** WORK TO DO **
Search the data below for the word "Glos" and copy each line that holds it.

Part of a data file:
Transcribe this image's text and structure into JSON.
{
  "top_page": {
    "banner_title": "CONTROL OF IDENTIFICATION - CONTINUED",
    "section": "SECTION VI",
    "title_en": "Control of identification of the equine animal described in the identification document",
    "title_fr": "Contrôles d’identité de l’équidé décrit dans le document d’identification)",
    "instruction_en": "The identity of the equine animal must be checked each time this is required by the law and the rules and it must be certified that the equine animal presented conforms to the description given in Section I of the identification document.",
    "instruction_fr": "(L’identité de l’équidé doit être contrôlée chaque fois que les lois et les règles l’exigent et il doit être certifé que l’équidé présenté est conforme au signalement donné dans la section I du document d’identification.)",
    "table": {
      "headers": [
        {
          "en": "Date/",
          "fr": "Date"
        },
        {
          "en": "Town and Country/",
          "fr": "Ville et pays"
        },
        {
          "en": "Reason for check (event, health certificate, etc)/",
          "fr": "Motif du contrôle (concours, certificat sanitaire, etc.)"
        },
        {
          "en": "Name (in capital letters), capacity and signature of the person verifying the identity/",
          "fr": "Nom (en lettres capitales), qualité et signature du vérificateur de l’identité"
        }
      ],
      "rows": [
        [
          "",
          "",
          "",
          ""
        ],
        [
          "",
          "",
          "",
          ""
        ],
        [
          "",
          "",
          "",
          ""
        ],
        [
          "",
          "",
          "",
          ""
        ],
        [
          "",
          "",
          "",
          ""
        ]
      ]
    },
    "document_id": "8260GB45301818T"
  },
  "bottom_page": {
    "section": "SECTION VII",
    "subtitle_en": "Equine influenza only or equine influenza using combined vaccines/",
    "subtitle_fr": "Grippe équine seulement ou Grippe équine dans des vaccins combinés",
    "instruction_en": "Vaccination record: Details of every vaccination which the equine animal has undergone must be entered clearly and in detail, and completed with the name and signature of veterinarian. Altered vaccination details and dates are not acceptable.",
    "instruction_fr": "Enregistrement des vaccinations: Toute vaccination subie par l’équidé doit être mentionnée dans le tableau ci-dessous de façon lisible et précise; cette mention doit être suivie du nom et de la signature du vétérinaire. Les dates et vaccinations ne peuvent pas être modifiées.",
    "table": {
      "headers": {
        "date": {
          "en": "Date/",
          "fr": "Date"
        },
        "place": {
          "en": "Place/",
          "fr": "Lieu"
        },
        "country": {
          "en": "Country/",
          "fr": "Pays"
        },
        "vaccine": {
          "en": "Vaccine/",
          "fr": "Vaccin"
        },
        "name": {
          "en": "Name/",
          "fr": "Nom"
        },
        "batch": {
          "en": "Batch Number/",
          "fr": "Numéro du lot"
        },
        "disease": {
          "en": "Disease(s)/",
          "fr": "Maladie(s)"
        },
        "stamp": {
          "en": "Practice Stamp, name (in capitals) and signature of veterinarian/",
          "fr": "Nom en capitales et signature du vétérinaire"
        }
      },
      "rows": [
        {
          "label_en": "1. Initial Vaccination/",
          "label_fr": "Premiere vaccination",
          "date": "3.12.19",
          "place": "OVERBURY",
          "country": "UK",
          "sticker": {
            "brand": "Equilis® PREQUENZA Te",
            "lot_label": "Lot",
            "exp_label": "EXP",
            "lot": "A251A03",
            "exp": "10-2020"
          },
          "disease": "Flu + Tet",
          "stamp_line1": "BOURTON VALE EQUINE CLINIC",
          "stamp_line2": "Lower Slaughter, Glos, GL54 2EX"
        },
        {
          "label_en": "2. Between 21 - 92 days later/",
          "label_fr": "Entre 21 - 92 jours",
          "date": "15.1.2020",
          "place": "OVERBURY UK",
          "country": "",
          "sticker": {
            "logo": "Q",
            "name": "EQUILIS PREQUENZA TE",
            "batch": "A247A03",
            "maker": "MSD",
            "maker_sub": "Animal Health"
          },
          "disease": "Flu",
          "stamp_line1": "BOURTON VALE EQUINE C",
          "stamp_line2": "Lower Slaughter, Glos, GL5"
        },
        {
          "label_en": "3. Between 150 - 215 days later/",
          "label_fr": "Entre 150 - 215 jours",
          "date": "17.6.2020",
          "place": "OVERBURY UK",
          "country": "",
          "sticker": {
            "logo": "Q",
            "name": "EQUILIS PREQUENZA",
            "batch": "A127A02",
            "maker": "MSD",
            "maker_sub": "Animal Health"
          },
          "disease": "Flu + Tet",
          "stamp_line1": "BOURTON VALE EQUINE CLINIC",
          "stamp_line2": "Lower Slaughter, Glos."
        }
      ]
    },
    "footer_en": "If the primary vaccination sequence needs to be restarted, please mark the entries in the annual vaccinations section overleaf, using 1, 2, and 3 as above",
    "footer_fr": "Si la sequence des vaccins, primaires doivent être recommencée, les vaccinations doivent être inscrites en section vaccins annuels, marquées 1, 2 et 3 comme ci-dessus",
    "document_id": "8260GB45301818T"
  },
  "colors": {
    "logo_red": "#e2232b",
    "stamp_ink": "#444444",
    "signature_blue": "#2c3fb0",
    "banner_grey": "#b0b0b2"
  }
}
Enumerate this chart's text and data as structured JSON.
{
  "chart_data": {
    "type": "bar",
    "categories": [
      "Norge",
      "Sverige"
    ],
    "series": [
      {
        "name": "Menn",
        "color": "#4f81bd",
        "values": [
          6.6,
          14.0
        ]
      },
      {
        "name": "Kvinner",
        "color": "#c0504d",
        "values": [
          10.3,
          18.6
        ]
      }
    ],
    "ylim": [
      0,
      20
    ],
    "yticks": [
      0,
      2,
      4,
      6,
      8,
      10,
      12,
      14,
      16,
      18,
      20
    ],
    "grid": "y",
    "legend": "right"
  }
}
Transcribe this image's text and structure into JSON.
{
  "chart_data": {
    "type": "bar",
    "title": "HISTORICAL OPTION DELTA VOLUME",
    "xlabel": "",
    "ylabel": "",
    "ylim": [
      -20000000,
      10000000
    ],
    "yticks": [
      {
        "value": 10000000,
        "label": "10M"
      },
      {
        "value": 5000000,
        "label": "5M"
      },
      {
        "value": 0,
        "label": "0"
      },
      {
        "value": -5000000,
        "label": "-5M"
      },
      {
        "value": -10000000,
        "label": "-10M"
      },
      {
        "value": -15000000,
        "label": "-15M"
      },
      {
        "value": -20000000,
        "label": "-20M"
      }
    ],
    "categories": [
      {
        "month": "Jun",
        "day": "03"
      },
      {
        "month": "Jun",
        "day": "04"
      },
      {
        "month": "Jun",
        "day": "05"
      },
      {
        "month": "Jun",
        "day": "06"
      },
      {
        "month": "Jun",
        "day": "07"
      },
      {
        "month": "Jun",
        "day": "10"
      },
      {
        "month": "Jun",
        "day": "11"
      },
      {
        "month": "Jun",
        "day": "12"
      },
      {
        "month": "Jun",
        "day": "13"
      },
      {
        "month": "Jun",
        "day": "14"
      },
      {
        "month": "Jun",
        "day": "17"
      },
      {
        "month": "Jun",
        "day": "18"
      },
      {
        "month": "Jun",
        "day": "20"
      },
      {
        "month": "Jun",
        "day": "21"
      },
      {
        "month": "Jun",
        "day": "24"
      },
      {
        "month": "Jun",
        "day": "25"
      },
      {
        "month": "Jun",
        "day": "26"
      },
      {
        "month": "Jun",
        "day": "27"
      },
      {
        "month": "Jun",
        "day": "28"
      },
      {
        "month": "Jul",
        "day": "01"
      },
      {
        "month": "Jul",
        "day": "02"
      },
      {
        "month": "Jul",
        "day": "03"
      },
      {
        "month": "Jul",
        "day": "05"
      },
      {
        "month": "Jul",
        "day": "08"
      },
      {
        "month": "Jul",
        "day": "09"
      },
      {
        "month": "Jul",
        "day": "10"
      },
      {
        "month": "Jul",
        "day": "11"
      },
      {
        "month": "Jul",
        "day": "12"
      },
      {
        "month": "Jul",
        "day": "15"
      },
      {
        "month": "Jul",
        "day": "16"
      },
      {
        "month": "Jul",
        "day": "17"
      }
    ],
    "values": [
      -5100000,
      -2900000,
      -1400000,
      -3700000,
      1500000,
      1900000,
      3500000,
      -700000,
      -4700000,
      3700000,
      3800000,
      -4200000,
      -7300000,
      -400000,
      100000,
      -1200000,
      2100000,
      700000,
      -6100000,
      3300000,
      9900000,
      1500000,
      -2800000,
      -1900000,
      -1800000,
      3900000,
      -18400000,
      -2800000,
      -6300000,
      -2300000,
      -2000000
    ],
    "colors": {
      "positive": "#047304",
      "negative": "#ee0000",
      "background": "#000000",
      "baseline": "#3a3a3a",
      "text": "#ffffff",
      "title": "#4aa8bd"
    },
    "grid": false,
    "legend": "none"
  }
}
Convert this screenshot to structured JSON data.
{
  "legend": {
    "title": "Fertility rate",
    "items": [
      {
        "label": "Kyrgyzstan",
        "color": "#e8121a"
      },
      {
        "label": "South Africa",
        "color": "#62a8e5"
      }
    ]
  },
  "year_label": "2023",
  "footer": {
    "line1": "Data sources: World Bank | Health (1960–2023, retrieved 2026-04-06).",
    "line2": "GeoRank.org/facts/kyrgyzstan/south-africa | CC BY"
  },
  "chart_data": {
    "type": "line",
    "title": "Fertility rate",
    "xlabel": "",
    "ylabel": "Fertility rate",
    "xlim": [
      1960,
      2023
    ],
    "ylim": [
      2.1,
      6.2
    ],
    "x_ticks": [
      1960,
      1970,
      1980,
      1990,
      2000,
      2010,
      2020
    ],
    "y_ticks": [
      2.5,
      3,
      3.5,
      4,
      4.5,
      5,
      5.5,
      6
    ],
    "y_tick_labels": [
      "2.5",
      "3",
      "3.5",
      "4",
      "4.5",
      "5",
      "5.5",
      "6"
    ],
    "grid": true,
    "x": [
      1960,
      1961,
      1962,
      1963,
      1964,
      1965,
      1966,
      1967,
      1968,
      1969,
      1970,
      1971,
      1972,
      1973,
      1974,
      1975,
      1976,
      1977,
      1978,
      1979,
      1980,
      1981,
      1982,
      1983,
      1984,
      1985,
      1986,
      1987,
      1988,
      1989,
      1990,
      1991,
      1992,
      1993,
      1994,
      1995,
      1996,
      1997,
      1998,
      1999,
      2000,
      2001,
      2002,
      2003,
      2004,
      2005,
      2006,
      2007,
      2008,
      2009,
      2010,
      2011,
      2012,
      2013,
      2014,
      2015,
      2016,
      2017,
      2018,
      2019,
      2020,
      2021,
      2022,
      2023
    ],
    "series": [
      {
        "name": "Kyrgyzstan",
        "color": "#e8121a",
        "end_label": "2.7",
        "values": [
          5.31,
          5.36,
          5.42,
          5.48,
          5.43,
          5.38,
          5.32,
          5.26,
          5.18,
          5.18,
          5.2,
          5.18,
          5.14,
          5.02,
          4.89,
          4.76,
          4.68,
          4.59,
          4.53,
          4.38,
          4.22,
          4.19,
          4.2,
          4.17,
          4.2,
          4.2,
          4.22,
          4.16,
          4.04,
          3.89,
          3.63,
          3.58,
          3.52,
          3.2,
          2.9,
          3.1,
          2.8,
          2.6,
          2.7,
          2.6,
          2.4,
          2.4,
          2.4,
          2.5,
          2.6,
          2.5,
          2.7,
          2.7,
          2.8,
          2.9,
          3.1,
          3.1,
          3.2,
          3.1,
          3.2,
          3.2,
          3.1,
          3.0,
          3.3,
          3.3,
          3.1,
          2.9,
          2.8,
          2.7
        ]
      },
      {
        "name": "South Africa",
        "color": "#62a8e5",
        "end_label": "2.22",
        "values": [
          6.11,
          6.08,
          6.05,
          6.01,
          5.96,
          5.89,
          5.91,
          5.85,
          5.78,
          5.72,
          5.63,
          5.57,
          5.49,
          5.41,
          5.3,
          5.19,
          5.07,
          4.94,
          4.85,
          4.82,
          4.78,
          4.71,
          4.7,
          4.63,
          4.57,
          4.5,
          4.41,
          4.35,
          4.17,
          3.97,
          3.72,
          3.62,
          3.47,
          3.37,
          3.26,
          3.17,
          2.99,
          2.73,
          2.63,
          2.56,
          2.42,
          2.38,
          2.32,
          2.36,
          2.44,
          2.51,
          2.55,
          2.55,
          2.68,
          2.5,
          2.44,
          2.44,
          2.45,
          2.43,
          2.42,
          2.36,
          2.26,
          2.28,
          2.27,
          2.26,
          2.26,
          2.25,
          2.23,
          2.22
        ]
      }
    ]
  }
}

** TASK RESULT **
          "stamp_line2": "Lower Slaughter, Glos, GL54 2EX"
          "stamp_line2": "Lower Slaughter, Glos, GL5"
          "stamp_line2": "Lower Slaughter, Glos."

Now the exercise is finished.